Dataset items =>
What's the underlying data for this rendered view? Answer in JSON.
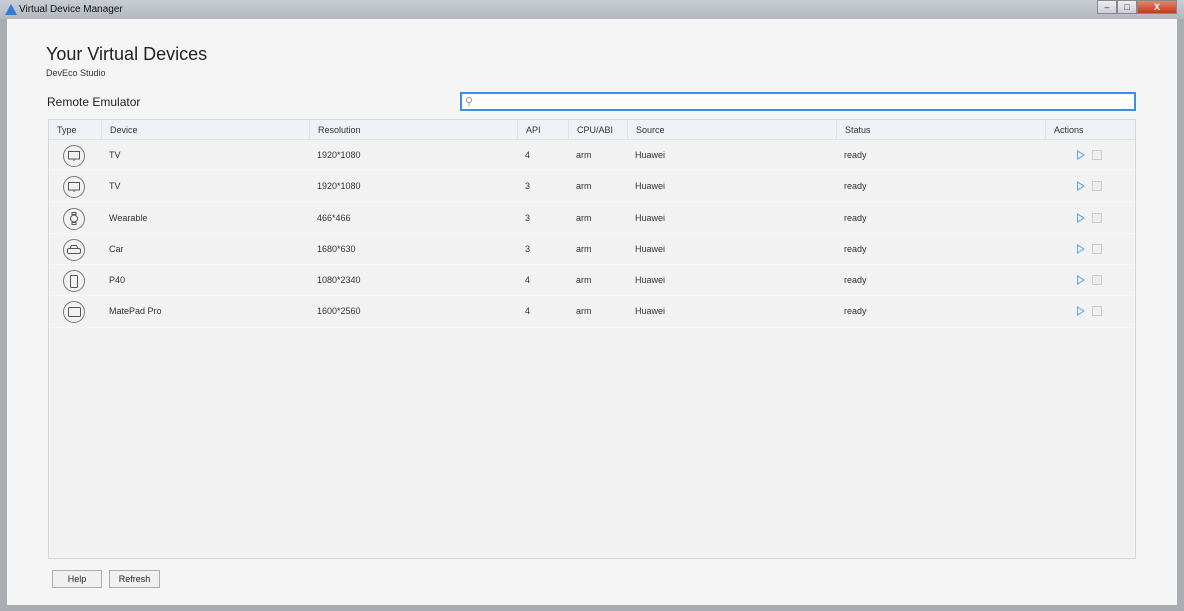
{
  "window": {
    "title": "Virtual Device Manager",
    "minimize": "–",
    "maximize": "□",
    "close": "X"
  },
  "header": {
    "title": "Your Virtual Devices",
    "subtitle": "DevEco Studio"
  },
  "section": {
    "title": "Remote Emulator"
  },
  "search": {
    "placeholder": "",
    "value": "",
    "icon": "search-icon"
  },
  "table": {
    "columns": [
      "Type",
      "Device",
      "Resolution",
      "API",
      "CPU/ABI",
      "Source",
      "Status",
      "Actions"
    ],
    "rows": [
      {
        "type": "tv",
        "device": "TV",
        "resolution": "1920*1080",
        "api": "4",
        "cpu": "arm",
        "source": "Huawei",
        "status": "ready"
      },
      {
        "type": "tv",
        "device": "TV",
        "resolution": "1920*1080",
        "api": "3",
        "cpu": "arm",
        "source": "Huawei",
        "status": "ready"
      },
      {
        "type": "watch",
        "device": "Wearable",
        "resolution": "466*466",
        "api": "3",
        "cpu": "arm",
        "source": "Huawei",
        "status": "ready"
      },
      {
        "type": "car",
        "device": "Car",
        "resolution": "1680*630",
        "api": "3",
        "cpu": "arm",
        "source": "Huawei",
        "status": "ready"
      },
      {
        "type": "phone",
        "device": "P40",
        "resolution": "1080*2340",
        "api": "4",
        "cpu": "arm",
        "source": "Huawei",
        "status": "ready"
      },
      {
        "type": "tablet",
        "device": "MatePad Pro",
        "resolution": "1600*2560",
        "api": "4",
        "cpu": "arm",
        "source": "Huawei",
        "status": "ready"
      }
    ]
  },
  "footer": {
    "help": "Help",
    "refresh": "Refresh"
  },
  "colors": {
    "accent": "#3d8ee8",
    "play": "#6aa8ee"
  }
}
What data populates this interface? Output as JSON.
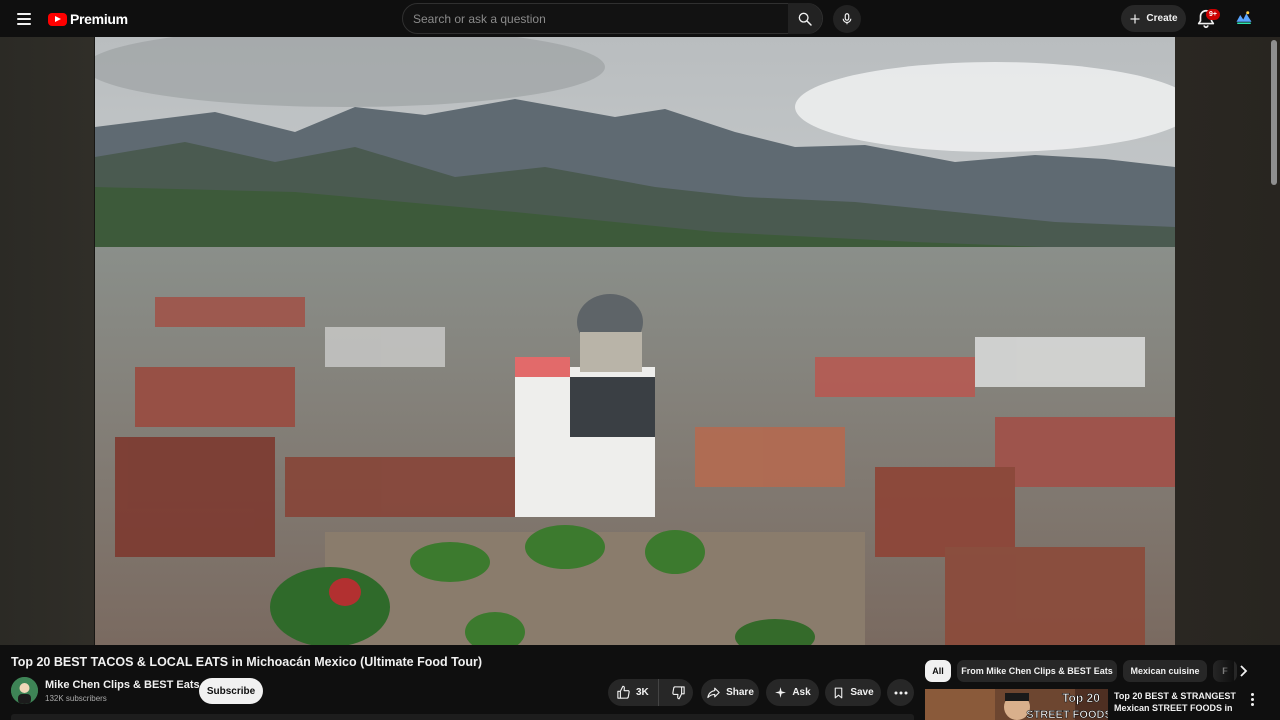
{
  "app": {
    "logo_text": "Premium",
    "search": {
      "placeholder": "Search or ask a question"
    },
    "create_label": "Create",
    "notification_badge": "9+",
    "colors": {
      "brand_red": "#ff0000",
      "badge_red": "#cc0000",
      "background": "#0f0f0f",
      "pill": "#272727"
    },
    "icons": [
      "menu-icon",
      "youtube-logo",
      "search-icon",
      "microphone-icon",
      "plus-icon",
      "bell-icon",
      "account-avatar"
    ]
  },
  "video": {
    "title": "Top 20 BEST TACOS & LOCAL EATS in Michoacán Mexico (Ultimate Food Tour)"
  },
  "channel": {
    "name": "Mike Chen Clips & BEST Eats",
    "subscribers": "132K subscribers",
    "subscribe_label": "Subscribe"
  },
  "actions": {
    "like_count": "3K",
    "share_label": "Share",
    "ask_label": "Ask",
    "save_label": "Save"
  },
  "chips": [
    {
      "label": "All",
      "active": true
    },
    {
      "label": "From Mike Chen Clips & BEST Eats",
      "active": false
    },
    {
      "label": "Mexican cuisine",
      "active": false
    },
    {
      "label": "F",
      "active": false
    }
  ],
  "related": [
    {
      "thumbnail_text_1": "Top 20",
      "thumbnail_text_2": "STREET FOODS",
      "title": "Top 20 BEST & STRANGEST Mexican STREET FOODS in ..."
    }
  ]
}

Short exercise =>
Copy the records above exactly. The pictures are not part of the copy.

Task output =>
What's the underlying data for this rendered view? Answer in JSON.
{
  "window": {
    "title": "Virtual Device Manager",
    "minimize": "–",
    "maximize": "□",
    "close": "X"
  },
  "header": {
    "title": "Your Virtual Devices",
    "subtitle": "DevEco Studio"
  },
  "section": {
    "title": "Remote Emulator"
  },
  "search": {
    "placeholder": "",
    "value": "",
    "icon": "search-icon"
  },
  "table": {
    "columns": [
      "Type",
      "Device",
      "Resolution",
      "API",
      "CPU/ABI",
      "Source",
      "Status",
      "Actions"
    ],
    "rows": [
      {
        "type": "tv",
        "device": "TV",
        "resolution": "1920*1080",
        "api": "4",
        "cpu": "arm",
        "source": "Huawei",
        "status": "ready"
      },
      {
        "type": "tv",
        "device": "TV",
        "resolution": "1920*1080",
        "api": "3",
        "cpu": "arm",
        "source": "Huawei",
        "status": "ready"
      },
      {
        "type": "watch",
        "device": "Wearable",
        "resolution": "466*466",
        "api": "3",
        "cpu": "arm",
        "source": "Huawei",
        "status": "ready"
      },
      {
        "type": "car",
        "device": "Car",
        "resolution": "1680*630",
        "api": "3",
        "cpu": "arm",
        "source": "Huawei",
        "status": "ready"
      },
      {
        "type": "phone",
        "device": "P40",
        "resolution": "1080*2340",
        "api": "4",
        "cpu": "arm",
        "source": "Huawei",
        "status": "ready"
      },
      {
        "type": "tablet",
        "device": "MatePad Pro",
        "resolution": "1600*2560",
        "api": "4",
        "cpu": "arm",
        "source": "Huawei",
        "status": "ready"
      }
    ]
  },
  "footer": {
    "help": "Help",
    "refresh": "Refresh"
  },
  "colors": {
    "accent": "#3d8ee8",
    "play": "#6aa8ee"
  }
}
What data populates this interface? Output as JSON.
{
  "app": {
    "logo_text": "Premium",
    "search": {
      "placeholder": "Search or ask a question"
    },
    "create_label": "Create",
    "notification_badge": "9+",
    "colors": {
      "brand_red": "#ff0000",
      "badge_red": "#cc0000",
      "background": "#0f0f0f",
      "pill": "#272727"
    },
    "icons": [
      "menu-icon",
      "youtube-logo",
      "search-icon",
      "microphone-icon",
      "plus-icon",
      "bell-icon",
      "account-avatar"
    ]
  },
  "video": {
    "title": "Top 20 BEST TACOS & LOCAL EATS in Michoacán Mexico (Ultimate Food Tour)"
  },
  "channel": {
    "name": "Mike Chen Clips & BEST Eats",
    "subscribers": "132K subscribers",
    "subscribe_label": "Subscribe"
  },
  "actions": {
    "like_count": "3K",
    "share_label": "Share",
    "ask_label": "Ask",
    "save_label": "Save"
  },
  "chips": [
    {
      "label": "All",
      "active": true
    },
    {
      "label": "From Mike Chen Clips & BEST Eats",
      "active": false
    },
    {
      "label": "Mexican cuisine",
      "active": false
    },
    {
      "label": "F",
      "active": false
    }
  ],
  "related": [
    {
      "thumbnail_text_1": "Top 20",
      "thumbnail_text_2": "STREET FOODS",
      "title": "Top 20 BEST & STRANGEST Mexican STREET FOODS in ..."
    }
  ]
}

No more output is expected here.